──────── Supplied data

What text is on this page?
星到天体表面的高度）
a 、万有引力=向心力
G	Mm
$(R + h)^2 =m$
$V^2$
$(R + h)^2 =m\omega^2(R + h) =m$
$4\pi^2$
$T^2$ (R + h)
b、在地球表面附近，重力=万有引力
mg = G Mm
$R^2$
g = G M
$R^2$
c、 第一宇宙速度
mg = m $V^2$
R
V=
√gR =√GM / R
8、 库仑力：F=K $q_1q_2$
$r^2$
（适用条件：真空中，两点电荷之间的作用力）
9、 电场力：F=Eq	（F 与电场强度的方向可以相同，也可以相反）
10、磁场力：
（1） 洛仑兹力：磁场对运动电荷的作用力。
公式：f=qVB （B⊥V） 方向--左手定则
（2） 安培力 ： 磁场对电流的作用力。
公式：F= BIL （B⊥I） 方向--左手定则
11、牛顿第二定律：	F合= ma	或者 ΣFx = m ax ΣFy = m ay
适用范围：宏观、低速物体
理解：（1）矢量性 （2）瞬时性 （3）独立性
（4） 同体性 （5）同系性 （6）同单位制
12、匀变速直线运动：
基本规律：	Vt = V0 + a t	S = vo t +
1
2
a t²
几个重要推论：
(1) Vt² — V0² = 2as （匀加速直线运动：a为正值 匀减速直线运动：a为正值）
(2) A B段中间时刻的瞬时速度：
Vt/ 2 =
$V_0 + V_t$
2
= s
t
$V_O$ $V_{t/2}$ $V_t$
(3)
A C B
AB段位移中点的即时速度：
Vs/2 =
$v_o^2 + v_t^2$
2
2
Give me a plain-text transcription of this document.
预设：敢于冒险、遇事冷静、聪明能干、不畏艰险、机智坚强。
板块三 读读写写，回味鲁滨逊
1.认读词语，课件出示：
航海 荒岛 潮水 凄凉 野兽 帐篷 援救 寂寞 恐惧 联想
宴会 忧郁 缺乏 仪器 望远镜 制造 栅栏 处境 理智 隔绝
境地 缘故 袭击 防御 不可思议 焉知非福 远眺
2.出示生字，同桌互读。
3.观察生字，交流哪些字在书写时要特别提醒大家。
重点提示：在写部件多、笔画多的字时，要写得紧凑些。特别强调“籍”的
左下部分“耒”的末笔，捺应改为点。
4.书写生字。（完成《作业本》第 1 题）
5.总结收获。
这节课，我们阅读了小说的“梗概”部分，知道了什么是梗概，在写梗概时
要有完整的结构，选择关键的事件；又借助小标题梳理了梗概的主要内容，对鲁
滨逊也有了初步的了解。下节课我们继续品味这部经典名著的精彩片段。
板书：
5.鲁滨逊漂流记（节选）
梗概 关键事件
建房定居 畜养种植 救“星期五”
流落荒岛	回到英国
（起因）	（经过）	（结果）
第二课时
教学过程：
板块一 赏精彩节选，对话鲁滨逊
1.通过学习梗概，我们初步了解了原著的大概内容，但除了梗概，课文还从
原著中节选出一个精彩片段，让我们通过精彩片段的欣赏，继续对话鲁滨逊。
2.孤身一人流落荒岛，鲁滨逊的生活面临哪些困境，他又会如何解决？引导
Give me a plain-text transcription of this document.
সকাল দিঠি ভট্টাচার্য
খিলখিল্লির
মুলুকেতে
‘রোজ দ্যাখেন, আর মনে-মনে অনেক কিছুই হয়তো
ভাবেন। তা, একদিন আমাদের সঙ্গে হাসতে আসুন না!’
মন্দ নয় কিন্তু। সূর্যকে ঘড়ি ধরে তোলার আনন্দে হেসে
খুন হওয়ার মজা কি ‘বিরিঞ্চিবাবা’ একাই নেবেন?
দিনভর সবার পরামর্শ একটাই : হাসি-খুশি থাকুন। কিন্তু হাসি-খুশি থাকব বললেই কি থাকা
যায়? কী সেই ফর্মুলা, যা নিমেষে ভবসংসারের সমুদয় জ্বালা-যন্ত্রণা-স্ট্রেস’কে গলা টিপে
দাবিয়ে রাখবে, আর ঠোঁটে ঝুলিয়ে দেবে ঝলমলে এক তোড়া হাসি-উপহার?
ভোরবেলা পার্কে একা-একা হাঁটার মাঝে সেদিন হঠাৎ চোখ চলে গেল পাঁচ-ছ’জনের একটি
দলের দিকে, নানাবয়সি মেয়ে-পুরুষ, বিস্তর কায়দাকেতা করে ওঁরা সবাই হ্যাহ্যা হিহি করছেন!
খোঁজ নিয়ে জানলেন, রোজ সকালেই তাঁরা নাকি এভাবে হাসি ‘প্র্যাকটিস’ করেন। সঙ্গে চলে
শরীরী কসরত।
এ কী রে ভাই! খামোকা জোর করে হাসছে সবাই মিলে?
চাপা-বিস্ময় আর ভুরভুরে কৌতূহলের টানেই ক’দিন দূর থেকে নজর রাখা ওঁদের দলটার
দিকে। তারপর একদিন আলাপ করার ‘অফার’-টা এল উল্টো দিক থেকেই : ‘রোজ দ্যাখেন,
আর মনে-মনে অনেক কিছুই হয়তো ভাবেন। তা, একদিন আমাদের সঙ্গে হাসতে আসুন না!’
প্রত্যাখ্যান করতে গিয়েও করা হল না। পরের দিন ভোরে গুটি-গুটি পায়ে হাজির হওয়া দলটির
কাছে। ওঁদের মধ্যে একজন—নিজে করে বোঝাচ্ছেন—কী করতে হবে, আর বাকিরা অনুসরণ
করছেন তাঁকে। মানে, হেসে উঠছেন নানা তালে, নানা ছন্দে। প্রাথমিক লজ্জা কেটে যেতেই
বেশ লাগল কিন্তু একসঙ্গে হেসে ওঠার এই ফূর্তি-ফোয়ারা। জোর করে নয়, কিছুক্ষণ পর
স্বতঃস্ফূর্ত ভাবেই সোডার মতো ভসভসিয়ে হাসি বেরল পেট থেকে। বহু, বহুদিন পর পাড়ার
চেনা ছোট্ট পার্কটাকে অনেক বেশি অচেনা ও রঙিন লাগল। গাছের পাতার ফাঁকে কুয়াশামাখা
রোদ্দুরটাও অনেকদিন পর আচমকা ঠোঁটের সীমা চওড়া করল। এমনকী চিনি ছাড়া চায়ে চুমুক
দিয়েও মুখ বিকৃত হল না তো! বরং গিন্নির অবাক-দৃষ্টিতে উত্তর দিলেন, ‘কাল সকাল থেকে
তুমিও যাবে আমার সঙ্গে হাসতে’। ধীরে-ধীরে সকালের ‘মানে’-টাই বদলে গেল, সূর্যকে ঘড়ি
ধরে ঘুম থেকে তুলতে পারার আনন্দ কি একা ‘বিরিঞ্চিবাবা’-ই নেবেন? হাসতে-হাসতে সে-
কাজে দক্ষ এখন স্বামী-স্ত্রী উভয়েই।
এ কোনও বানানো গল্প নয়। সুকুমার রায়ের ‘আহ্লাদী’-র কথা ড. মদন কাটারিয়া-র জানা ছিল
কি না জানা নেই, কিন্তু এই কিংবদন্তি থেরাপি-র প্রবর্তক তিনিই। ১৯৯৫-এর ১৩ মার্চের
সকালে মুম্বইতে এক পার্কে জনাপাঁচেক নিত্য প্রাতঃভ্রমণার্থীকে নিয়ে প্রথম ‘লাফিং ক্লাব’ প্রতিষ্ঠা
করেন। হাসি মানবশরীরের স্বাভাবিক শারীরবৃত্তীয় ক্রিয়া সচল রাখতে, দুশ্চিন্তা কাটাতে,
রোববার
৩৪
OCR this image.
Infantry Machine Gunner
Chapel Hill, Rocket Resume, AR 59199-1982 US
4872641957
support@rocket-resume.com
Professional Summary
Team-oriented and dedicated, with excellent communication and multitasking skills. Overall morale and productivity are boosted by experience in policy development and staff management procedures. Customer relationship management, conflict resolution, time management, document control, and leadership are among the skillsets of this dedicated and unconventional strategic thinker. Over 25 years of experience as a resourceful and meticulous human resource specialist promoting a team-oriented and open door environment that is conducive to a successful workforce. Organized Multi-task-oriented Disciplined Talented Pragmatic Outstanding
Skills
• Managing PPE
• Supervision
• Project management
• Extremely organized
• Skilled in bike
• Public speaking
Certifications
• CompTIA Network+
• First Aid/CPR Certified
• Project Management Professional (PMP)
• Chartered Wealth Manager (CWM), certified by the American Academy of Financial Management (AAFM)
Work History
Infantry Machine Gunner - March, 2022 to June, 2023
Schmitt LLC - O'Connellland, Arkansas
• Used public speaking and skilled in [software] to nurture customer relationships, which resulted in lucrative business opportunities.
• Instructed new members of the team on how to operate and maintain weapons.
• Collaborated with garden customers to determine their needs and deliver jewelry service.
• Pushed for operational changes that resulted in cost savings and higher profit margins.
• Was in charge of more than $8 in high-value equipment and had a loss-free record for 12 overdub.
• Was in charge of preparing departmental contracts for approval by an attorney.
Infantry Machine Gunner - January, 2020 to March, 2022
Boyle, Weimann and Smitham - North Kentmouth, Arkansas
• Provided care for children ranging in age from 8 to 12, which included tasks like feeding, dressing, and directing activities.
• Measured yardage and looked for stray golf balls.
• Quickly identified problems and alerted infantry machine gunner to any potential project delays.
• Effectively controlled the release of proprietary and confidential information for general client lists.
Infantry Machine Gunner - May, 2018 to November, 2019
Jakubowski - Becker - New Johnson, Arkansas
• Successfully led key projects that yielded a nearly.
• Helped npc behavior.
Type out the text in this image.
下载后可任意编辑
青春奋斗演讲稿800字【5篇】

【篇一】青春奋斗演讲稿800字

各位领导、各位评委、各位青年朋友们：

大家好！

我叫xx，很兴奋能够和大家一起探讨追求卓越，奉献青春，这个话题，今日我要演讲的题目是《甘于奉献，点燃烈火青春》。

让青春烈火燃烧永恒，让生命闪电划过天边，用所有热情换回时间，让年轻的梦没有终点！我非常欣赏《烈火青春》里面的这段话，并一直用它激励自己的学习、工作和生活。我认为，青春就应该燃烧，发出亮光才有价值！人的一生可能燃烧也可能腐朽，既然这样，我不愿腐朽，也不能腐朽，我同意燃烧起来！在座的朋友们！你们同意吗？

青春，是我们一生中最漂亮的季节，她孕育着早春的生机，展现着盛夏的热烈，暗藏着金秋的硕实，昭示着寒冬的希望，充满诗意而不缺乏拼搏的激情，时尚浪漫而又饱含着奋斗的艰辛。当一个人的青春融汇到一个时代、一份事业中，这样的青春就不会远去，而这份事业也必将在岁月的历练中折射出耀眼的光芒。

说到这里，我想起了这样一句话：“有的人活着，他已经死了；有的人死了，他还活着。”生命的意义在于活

────────────────

Look through the records and gather each line with the word "March".

__Result of this task__.
Infantry Machine Gunner - March, 2022 to June, 2023
Infantry Machine Gunner - January, 2020 to March, 2022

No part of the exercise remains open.